### What you are asked to do
Across the entries, how many lines have the string "Claims" in them? Reply with only a number.

[Records to use start]

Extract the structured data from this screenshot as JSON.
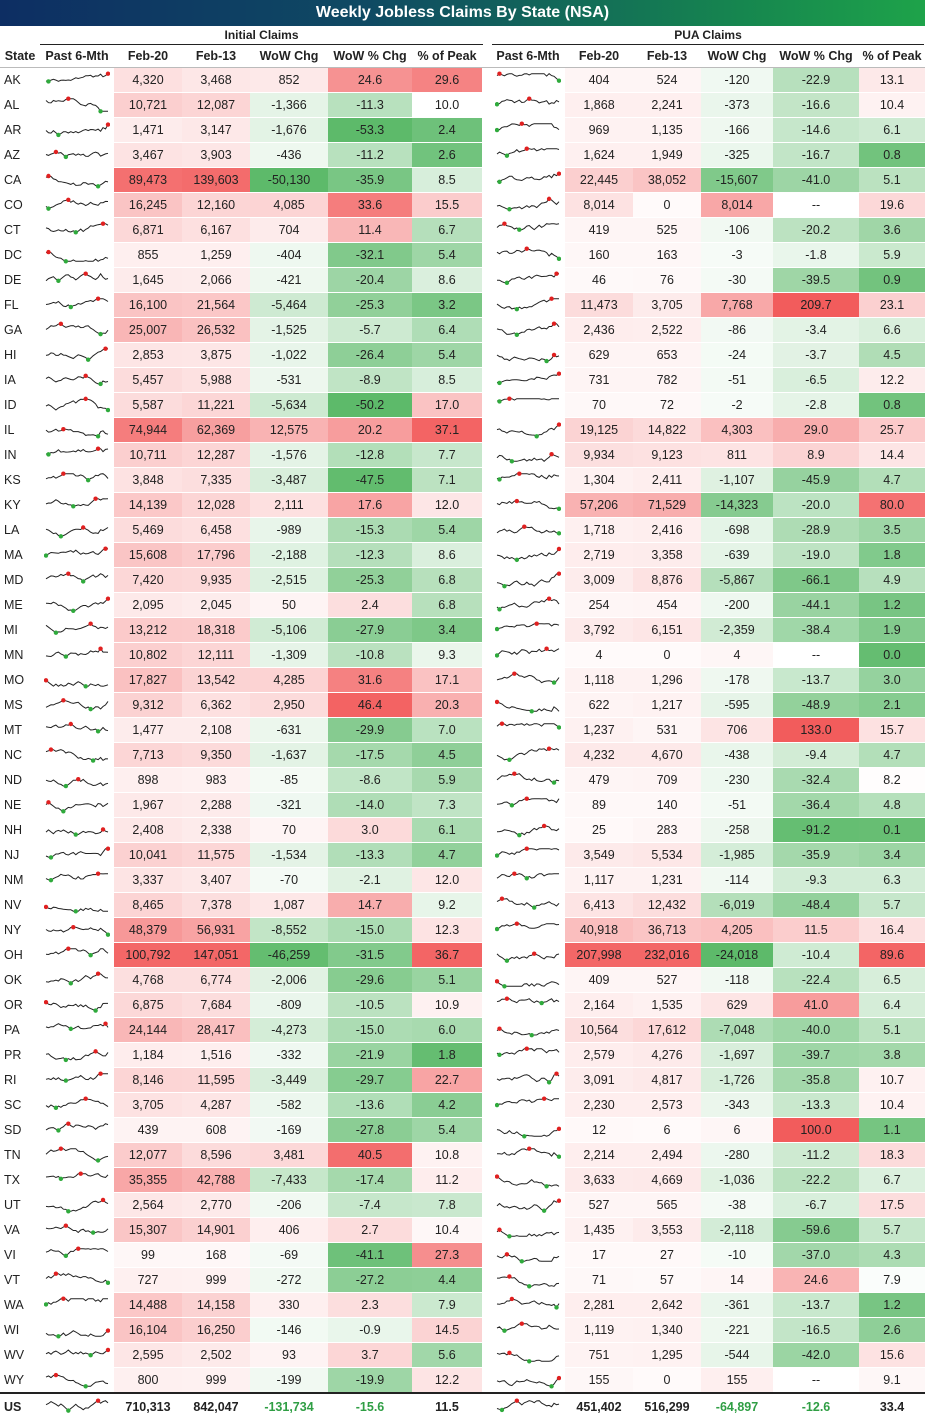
{
  "title": "Weekly Jobless Claims By State (NSA)",
  "sections": {
    "initial": "Initial Claims",
    "pua": "PUA Claims"
  },
  "columns": [
    "State",
    "Past 6-Mth",
    "Feb-20",
    "Feb-13",
    "WoW Chg",
    "WoW % Chg",
    "% of Peak",
    "Past 6-Mth",
    "Feb-20",
    "Feb-13",
    "WoW Chg",
    "WoW % Chg",
    "% of Peak"
  ],
  "colors": {
    "red": "#f25c5c",
    "green": "#5dba6a",
    "spark_line": "#222222",
    "spark_max": "#e02020",
    "spark_min": "#2faa3c"
  },
  "chart_data": {
    "type": "table",
    "rows": [
      [
        "AK",
        "4,320",
        "3,468",
        "852",
        "24.6",
        "29.6",
        "404",
        "524",
        "-120",
        "-22.9",
        "13.1"
      ],
      [
        "AL",
        "10,721",
        "12,087",
        "-1,366",
        "-11.3",
        "10.0",
        "1,868",
        "2,241",
        "-373",
        "-16.6",
        "10.4"
      ],
      [
        "AR",
        "1,471",
        "3,147",
        "-1,676",
        "-53.3",
        "2.4",
        "969",
        "1,135",
        "-166",
        "-14.6",
        "6.1"
      ],
      [
        "AZ",
        "3,467",
        "3,903",
        "-436",
        "-11.2",
        "2.6",
        "1,624",
        "1,949",
        "-325",
        "-16.7",
        "0.8"
      ],
      [
        "CA",
        "89,473",
        "139,603",
        "-50,130",
        "-35.9",
        "8.5",
        "22,445",
        "38,052",
        "-15,607",
        "-41.0",
        "5.1"
      ],
      [
        "CO",
        "16,245",
        "12,160",
        "4,085",
        "33.6",
        "15.5",
        "8,014",
        "0",
        "8,014",
        "--",
        "19.6"
      ],
      [
        "CT",
        "6,871",
        "6,167",
        "704",
        "11.4",
        "6.7",
        "419",
        "525",
        "-106",
        "-20.2",
        "3.6"
      ],
      [
        "DC",
        "855",
        "1,259",
        "-404",
        "-32.1",
        "5.4",
        "160",
        "163",
        "-3",
        "-1.8",
        "5.9"
      ],
      [
        "DE",
        "1,645",
        "2,066",
        "-421",
        "-20.4",
        "8.6",
        "46",
        "76",
        "-30",
        "-39.5",
        "0.9"
      ],
      [
        "FL",
        "16,100",
        "21,564",
        "-5,464",
        "-25.3",
        "3.2",
        "11,473",
        "3,705",
        "7,768",
        "209.7",
        "23.1"
      ],
      [
        "GA",
        "25,007",
        "26,532",
        "-1,525",
        "-5.7",
        "6.4",
        "2,436",
        "2,522",
        "-86",
        "-3.4",
        "6.6"
      ],
      [
        "HI",
        "2,853",
        "3,875",
        "-1,022",
        "-26.4",
        "5.4",
        "629",
        "653",
        "-24",
        "-3.7",
        "4.5"
      ],
      [
        "IA",
        "5,457",
        "5,988",
        "-531",
        "-8.9",
        "8.5",
        "731",
        "782",
        "-51",
        "-6.5",
        "12.2"
      ],
      [
        "ID",
        "5,587",
        "11,221",
        "-5,634",
        "-50.2",
        "17.0",
        "70",
        "72",
        "-2",
        "-2.8",
        "0.8"
      ],
      [
        "IL",
        "74,944",
        "62,369",
        "12,575",
        "20.2",
        "37.1",
        "19,125",
        "14,822",
        "4,303",
        "29.0",
        "25.7"
      ],
      [
        "IN",
        "10,711",
        "12,287",
        "-1,576",
        "-12.8",
        "7.7",
        "9,934",
        "9,123",
        "811",
        "8.9",
        "14.4"
      ],
      [
        "KS",
        "3,848",
        "7,335",
        "-3,487",
        "-47.5",
        "7.1",
        "1,304",
        "2,411",
        "-1,107",
        "-45.9",
        "4.7"
      ],
      [
        "KY",
        "14,139",
        "12,028",
        "2,111",
        "17.6",
        "12.0",
        "57,206",
        "71,529",
        "-14,323",
        "-20.0",
        "80.0"
      ],
      [
        "LA",
        "5,469",
        "6,458",
        "-989",
        "-15.3",
        "5.4",
        "1,718",
        "2,416",
        "-698",
        "-28.9",
        "3.5"
      ],
      [
        "MA",
        "15,608",
        "17,796",
        "-2,188",
        "-12.3",
        "8.6",
        "2,719",
        "3,358",
        "-639",
        "-19.0",
        "1.8"
      ],
      [
        "MD",
        "7,420",
        "9,935",
        "-2,515",
        "-25.3",
        "6.8",
        "3,009",
        "8,876",
        "-5,867",
        "-66.1",
        "4.9"
      ],
      [
        "ME",
        "2,095",
        "2,045",
        "50",
        "2.4",
        "6.8",
        "254",
        "454",
        "-200",
        "-44.1",
        "1.2"
      ],
      [
        "MI",
        "13,212",
        "18,318",
        "-5,106",
        "-27.9",
        "3.4",
        "3,792",
        "6,151",
        "-2,359",
        "-38.4",
        "1.9"
      ],
      [
        "MN",
        "10,802",
        "12,111",
        "-1,309",
        "-10.8",
        "9.3",
        "4",
        "0",
        "4",
        "--",
        "0.0"
      ],
      [
        "MO",
        "17,827",
        "13,542",
        "4,285",
        "31.6",
        "17.1",
        "1,118",
        "1,296",
        "-178",
        "-13.7",
        "3.0"
      ],
      [
        "MS",
        "9,312",
        "6,362",
        "2,950",
        "46.4",
        "20.3",
        "622",
        "1,217",
        "-595",
        "-48.9",
        "2.1"
      ],
      [
        "MT",
        "1,477",
        "2,108",
        "-631",
        "-29.9",
        "7.0",
        "1,237",
        "531",
        "706",
        "133.0",
        "15.7"
      ],
      [
        "NC",
        "7,713",
        "9,350",
        "-1,637",
        "-17.5",
        "4.5",
        "4,232",
        "4,670",
        "-438",
        "-9.4",
        "4.7"
      ],
      [
        "ND",
        "898",
        "983",
        "-85",
        "-8.6",
        "5.9",
        "479",
        "709",
        "-230",
        "-32.4",
        "8.2"
      ],
      [
        "NE",
        "1,967",
        "2,288",
        "-321",
        "-14.0",
        "7.3",
        "89",
        "140",
        "-51",
        "-36.4",
        "4.8"
      ],
      [
        "NH",
        "2,408",
        "2,338",
        "70",
        "3.0",
        "6.1",
        "25",
        "283",
        "-258",
        "-91.2",
        "0.1"
      ],
      [
        "NJ",
        "10,041",
        "11,575",
        "-1,534",
        "-13.3",
        "4.7",
        "3,549",
        "5,534",
        "-1,985",
        "-35.9",
        "3.4"
      ],
      [
        "NM",
        "3,337",
        "3,407",
        "-70",
        "-2.1",
        "12.0",
        "1,117",
        "1,231",
        "-114",
        "-9.3",
        "6.3"
      ],
      [
        "NV",
        "8,465",
        "7,378",
        "1,087",
        "14.7",
        "9.2",
        "6,413",
        "12,432",
        "-6,019",
        "-48.4",
        "5.7"
      ],
      [
        "NY",
        "48,379",
        "56,931",
        "-8,552",
        "-15.0",
        "12.3",
        "40,918",
        "36,713",
        "4,205",
        "11.5",
        "16.4"
      ],
      [
        "OH",
        "100,792",
        "147,051",
        "-46,259",
        "-31.5",
        "36.7",
        "207,998",
        "232,016",
        "-24,018",
        "-10.4",
        "89.6"
      ],
      [
        "OK",
        "4,768",
        "6,774",
        "-2,006",
        "-29.6",
        "5.1",
        "409",
        "527",
        "-118",
        "-22.4",
        "6.5"
      ],
      [
        "OR",
        "6,875",
        "7,684",
        "-809",
        "-10.5",
        "10.9",
        "2,164",
        "1,535",
        "629",
        "41.0",
        "6.4"
      ],
      [
        "PA",
        "24,144",
        "28,417",
        "-4,273",
        "-15.0",
        "6.0",
        "10,564",
        "17,612",
        "-7,048",
        "-40.0",
        "5.1"
      ],
      [
        "PR",
        "1,184",
        "1,516",
        "-332",
        "-21.9",
        "1.8",
        "2,579",
        "4,276",
        "-1,697",
        "-39.7",
        "3.8"
      ],
      [
        "RI",
        "8,146",
        "11,595",
        "-3,449",
        "-29.7",
        "22.7",
        "3,091",
        "4,817",
        "-1,726",
        "-35.8",
        "10.7"
      ],
      [
        "SC",
        "3,705",
        "4,287",
        "-582",
        "-13.6",
        "4.2",
        "2,230",
        "2,573",
        "-343",
        "-13.3",
        "10.4"
      ],
      [
        "SD",
        "439",
        "608",
        "-169",
        "-27.8",
        "5.4",
        "12",
        "6",
        "6",
        "100.0",
        "1.1"
      ],
      [
        "TN",
        "12,077",
        "8,596",
        "3,481",
        "40.5",
        "10.8",
        "2,214",
        "2,494",
        "-280",
        "-11.2",
        "18.3"
      ],
      [
        "TX",
        "35,355",
        "42,788",
        "-7,433",
        "-17.4",
        "11.2",
        "3,633",
        "4,669",
        "-1,036",
        "-22.2",
        "6.7"
      ],
      [
        "UT",
        "2,564",
        "2,770",
        "-206",
        "-7.4",
        "7.8",
        "527",
        "565",
        "-38",
        "-6.7",
        "17.5"
      ],
      [
        "VA",
        "15,307",
        "14,901",
        "406",
        "2.7",
        "10.4",
        "1,435",
        "3,553",
        "-2,118",
        "-59.6",
        "5.7"
      ],
      [
        "VI",
        "99",
        "168",
        "-69",
        "-41.1",
        "27.3",
        "17",
        "27",
        "-10",
        "-37.0",
        "4.3"
      ],
      [
        "VT",
        "727",
        "999",
        "-272",
        "-27.2",
        "4.4",
        "71",
        "57",
        "14",
        "24.6",
        "7.9"
      ],
      [
        "WA",
        "14,488",
        "14,158",
        "330",
        "2.3",
        "7.9",
        "2,281",
        "2,642",
        "-361",
        "-13.7",
        "1.2"
      ],
      [
        "WI",
        "16,104",
        "16,250",
        "-146",
        "-0.9",
        "14.5",
        "1,119",
        "1,340",
        "-221",
        "-16.5",
        "2.6"
      ],
      [
        "WV",
        "2,595",
        "2,502",
        "93",
        "3.7",
        "5.6",
        "751",
        "1,295",
        "-544",
        "-42.0",
        "15.6"
      ],
      [
        "WY",
        "800",
        "999",
        "-199",
        "-19.9",
        "12.2",
        "155",
        "0",
        "155",
        "--",
        "9.1"
      ]
    ],
    "total": [
      "US",
      "710,313",
      "842,047",
      "-131,734",
      "-15.6",
      "11.5",
      "451,402",
      "516,299",
      "-64,897",
      "-12.6",
      "33.4"
    ]
  }
}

[Records to use end]

### Solution
3